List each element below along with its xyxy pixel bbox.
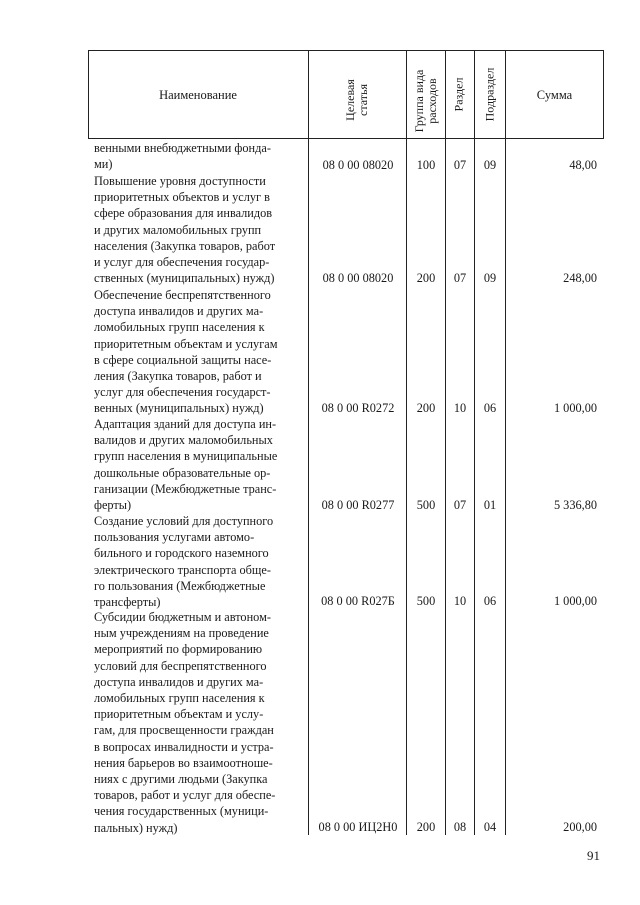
col-border-2 (406, 50, 407, 835)
amount-value: 200,00 (563, 820, 597, 834)
section-code: 08 (453, 820, 467, 834)
description-line: дошкольные образовательные ор- (94, 465, 271, 480)
description-line: ми) (94, 157, 113, 172)
description-line: Создание условий для доступного (94, 514, 274, 528)
target-article-code: 08 0 00 08020 (322, 271, 394, 285)
section-code: 10 (453, 594, 467, 608)
description-line: венных (муниципальных) нужд) (94, 401, 264, 416)
description-line: Повышение уровня доступности (94, 174, 266, 188)
header-subsection: Подраздел (482, 67, 497, 122)
header-bottom-border (88, 138, 604, 139)
table-right-border (603, 50, 604, 138)
description-line: сфере образования для инвалидов (94, 206, 273, 221)
expense-group-code: 500 (416, 594, 436, 608)
header-target-article: Целевая статья (343, 79, 370, 121)
description-line: приоритетным объектам и услугам (94, 336, 278, 351)
amount-value: 48,00 (569, 158, 597, 172)
section-code: 07 (453, 498, 467, 512)
amount-value: 248,00 (563, 271, 597, 285)
description-line: пальных) нужд) (94, 820, 178, 835)
page-number: 91 (587, 848, 600, 863)
description-line: приоритетных объектов и услуг в (94, 190, 270, 205)
description-line: ниях с другими людьми (Закупка (94, 772, 268, 787)
description-line: ления (Закупка товаров, работ и (94, 369, 262, 384)
description-line: населения (Закупка товаров, работ (94, 238, 276, 253)
description-line: товаров, работ и услуг для обеспе- (94, 788, 276, 803)
description-line: ственных (муниципальных) нужд) (94, 271, 275, 286)
row-description (94, 173, 304, 286)
description-line: доступа инвалидов и других ма- (94, 304, 264, 319)
subsection-code: 04 (483, 820, 497, 834)
target-article-code: 08 0 00 08020 (322, 158, 394, 172)
expense-group-code: 200 (416, 820, 436, 834)
subsection-code: 09 (483, 271, 497, 285)
header-name: Наименование (159, 88, 237, 102)
description-line: ломобильных групп населения к (94, 320, 265, 335)
expense-group-code: 200 (416, 401, 436, 415)
description-line: Субсидии бюджетным и автоном- (94, 610, 271, 624)
row-description (94, 416, 304, 513)
section-code: 07 (453, 271, 467, 285)
description-line: ганизации (Межбюджетные транс- (94, 481, 277, 496)
description-line: условий для беспрепятственного (94, 658, 267, 673)
description-line: пользования услугами автомо- (94, 530, 255, 545)
target-article-code: 08 0 00 R0272 (321, 401, 395, 415)
description-line: доступа инвалидов и других ма- (94, 674, 264, 689)
description-line: ломобильных групп населения к (94, 691, 265, 706)
subsection-code: 06 (483, 401, 497, 415)
row-description (94, 513, 304, 610)
expense-group-code: 100 (416, 158, 436, 172)
description-line: Обеспечение беспрепятственного (94, 288, 271, 302)
description-line: и других маломобильных групп (94, 222, 262, 237)
subsection-code: 06 (483, 594, 497, 608)
row-description (94, 287, 304, 417)
row-description (94, 609, 304, 836)
col-border-1 (308, 50, 309, 835)
amount-value: 1 000,00 (553, 401, 597, 415)
description-line: чения государственных (муници- (94, 804, 269, 819)
description-line: в сфере социальной защиты насе- (94, 352, 272, 367)
row-description (94, 140, 304, 172)
expense-group-code: 500 (416, 498, 436, 512)
description-line: нения барьеров во взаимоотноше- (94, 755, 273, 770)
target-article-code: 08 0 00 R027Б (321, 594, 395, 608)
expense-group-code: 200 (416, 271, 436, 285)
description-line: услуг для обеспечения государст- (94, 385, 271, 400)
description-line: мероприятий по формированию (94, 642, 263, 657)
description-line: в вопросах инвалидности и устра- (94, 739, 274, 754)
table-top-border (88, 50, 604, 51)
description-line: трансферты) (94, 595, 161, 610)
amount-value: 5 336,80 (553, 498, 597, 512)
description-line: валидов и других маломобильных (94, 433, 273, 448)
description-line: ным учреждениям на проведение (94, 626, 269, 641)
description-line: венными внебюджетными фонда- (94, 141, 271, 155)
description-line: приоритетным объектам и услу- (94, 707, 264, 722)
section-code: 10 (453, 401, 467, 415)
description-line: и услуг для обеспечения государ- (94, 255, 270, 270)
section-code: 07 (453, 158, 467, 172)
target-article-code: 08 0 00 R0277 (321, 498, 395, 512)
subsection-code: 09 (483, 158, 497, 172)
header-expense-group: Группа вида расходов (412, 69, 439, 133)
header-amount: Сумма (536, 88, 573, 102)
description-line: Адаптация зданий для доступа ин- (94, 417, 277, 431)
subsection-code: 01 (483, 498, 497, 512)
description-line: бильного и городского наземного (94, 546, 269, 561)
amount-value: 1 000,00 (553, 594, 597, 608)
description-line: гам, для просвещенности граждан (94, 723, 274, 738)
header-section: Раздел (451, 77, 466, 112)
target-article-code: 08 0 00 ИЦ2Н0 (318, 820, 398, 834)
description-line: ферты) (94, 498, 132, 513)
description-line: групп населения в муниципальные (94, 449, 278, 464)
description-line: го пользования (Межбюджетные (94, 578, 266, 593)
description-line: электрического транспорта обще- (94, 562, 271, 577)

■ **To be done**
Copy the material above, putting "text-line" wherever "description-line" appears and keeping everything else the same. Leave out the pictures.

■ **Solution**
List each element below along with its xyxy pixel bbox.
col-border-2 (406, 50, 407, 835)
amount-value: 200,00 (563, 820, 597, 834)
section-code: 08 (453, 820, 467, 834)
text-line: дошкольные образовательные ор- (94, 465, 271, 480)
text-line: ми) (94, 157, 113, 172)
text-line: Создание условий для доступного (94, 514, 274, 528)
target-article-code: 08 0 00 08020 (322, 271, 394, 285)
section-code: 10 (453, 594, 467, 608)
text-line: венных (муниципальных) нужд) (94, 401, 264, 416)
text-line: Повышение уровня доступности (94, 174, 266, 188)
header-subsection: Подраздел (482, 67, 497, 122)
header-bottom-border (88, 138, 604, 139)
table-right-border (603, 50, 604, 138)
text-line: сфере образования для инвалидов (94, 206, 273, 221)
expense-group-code: 500 (416, 594, 436, 608)
header-target-article: Целевая статья (343, 79, 370, 121)
text-line: приоритетным объектам и услугам (94, 336, 278, 351)
amount-value: 48,00 (569, 158, 597, 172)
section-code: 07 (453, 498, 467, 512)
amount-value: 248,00 (563, 271, 597, 285)
text-line: пальных) нужд) (94, 820, 178, 835)
page-number: 91 (587, 848, 600, 863)
text-line: приоритетных объектов и услуг в (94, 190, 270, 205)
text-line: ниях с другими людьми (Закупка (94, 772, 268, 787)
text-line: ления (Закупка товаров, работ и (94, 369, 262, 384)
text-line: населения (Закупка товаров, работ (94, 238, 276, 253)
text-line: товаров, работ и услуг для обеспе- (94, 788, 276, 803)
text-line: ственных (муниципальных) нужд) (94, 271, 275, 286)
row-description (94, 173, 304, 286)
text-line: доступа инвалидов и других ма- (94, 304, 264, 319)
subsection-code: 04 (483, 820, 497, 834)
target-article-code: 08 0 00 08020 (322, 158, 394, 172)
expense-group-code: 200 (416, 820, 436, 834)
subsection-code: 09 (483, 271, 497, 285)
header-name: Наименование (159, 88, 237, 102)
text-line: ломобильных групп населения к (94, 320, 265, 335)
expense-group-code: 200 (416, 401, 436, 415)
text-line: Субсидии бюджетным и автоном- (94, 610, 271, 624)
row-description (94, 416, 304, 513)
section-code: 07 (453, 271, 467, 285)
text-line: ганизации (Межбюджетные транс- (94, 481, 277, 496)
text-line: условий для беспрепятственного (94, 658, 267, 673)
text-line: пользования услугами автомо- (94, 530, 255, 545)
target-article-code: 08 0 00 R0272 (321, 401, 395, 415)
text-line: доступа инвалидов и других ма- (94, 674, 264, 689)
text-line: ломобильных групп населения к (94, 691, 265, 706)
subsection-code: 06 (483, 401, 497, 415)
row-description (94, 513, 304, 610)
expense-group-code: 100 (416, 158, 436, 172)
text-line: Обеспечение беспрепятственного (94, 288, 271, 302)
text-line: и других маломобильных групп (94, 222, 262, 237)
subsection-code: 06 (483, 594, 497, 608)
row-description (94, 287, 304, 417)
row-description (94, 609, 304, 836)
col-border-1 (308, 50, 309, 835)
amount-value: 1 000,00 (553, 401, 597, 415)
text-line: чения государственных (муници- (94, 804, 269, 819)
text-line: в сфере социальной защиты насе- (94, 352, 272, 367)
row-description (94, 140, 304, 172)
expense-group-code: 500 (416, 498, 436, 512)
text-line: нения барьеров во взаимоотноше- (94, 755, 273, 770)
target-article-code: 08 0 00 R027Б (321, 594, 395, 608)
expense-group-code: 200 (416, 271, 436, 285)
text-line: услуг для обеспечения государст- (94, 385, 271, 400)
text-line: мероприятий по формированию (94, 642, 263, 657)
text-line: в вопросах инвалидности и устра- (94, 739, 274, 754)
table-top-border (88, 50, 604, 51)
text-line: трансферты) (94, 595, 161, 610)
amount-value: 5 336,80 (553, 498, 597, 512)
text-line: валидов и других маломобильных (94, 433, 273, 448)
text-line: ным учреждениям на проведение (94, 626, 269, 641)
text-line: венными внебюджетными фонда- (94, 141, 271, 155)
text-line: приоритетным объектам и услу- (94, 707, 264, 722)
section-code: 10 (453, 401, 467, 415)
text-line: и услуг для обеспечения государ- (94, 255, 270, 270)
section-code: 07 (453, 158, 467, 172)
target-article-code: 08 0 00 R0277 (321, 498, 395, 512)
subsection-code: 09 (483, 158, 497, 172)
header-expense-group: Группа вида расходов (412, 69, 439, 133)
header-amount: Сумма (536, 88, 573, 102)
text-line: Адаптация зданий для доступа ин- (94, 417, 277, 431)
subsection-code: 01 (483, 498, 497, 512)
text-line: бильного и городского наземного (94, 546, 269, 561)
amount-value: 1 000,00 (553, 594, 597, 608)
text-line: гам, для просвещенности граждан (94, 723, 274, 738)
header-section: Раздел (451, 77, 466, 112)
target-article-code: 08 0 00 ИЦ2Н0 (318, 820, 398, 834)
text-line: ферты) (94, 498, 132, 513)
text-line: групп населения в муниципальные (94, 449, 278, 464)
text-line: го пользования (Межбюджетные (94, 578, 266, 593)
text-line: электрического транспорта обще- (94, 562, 271, 577)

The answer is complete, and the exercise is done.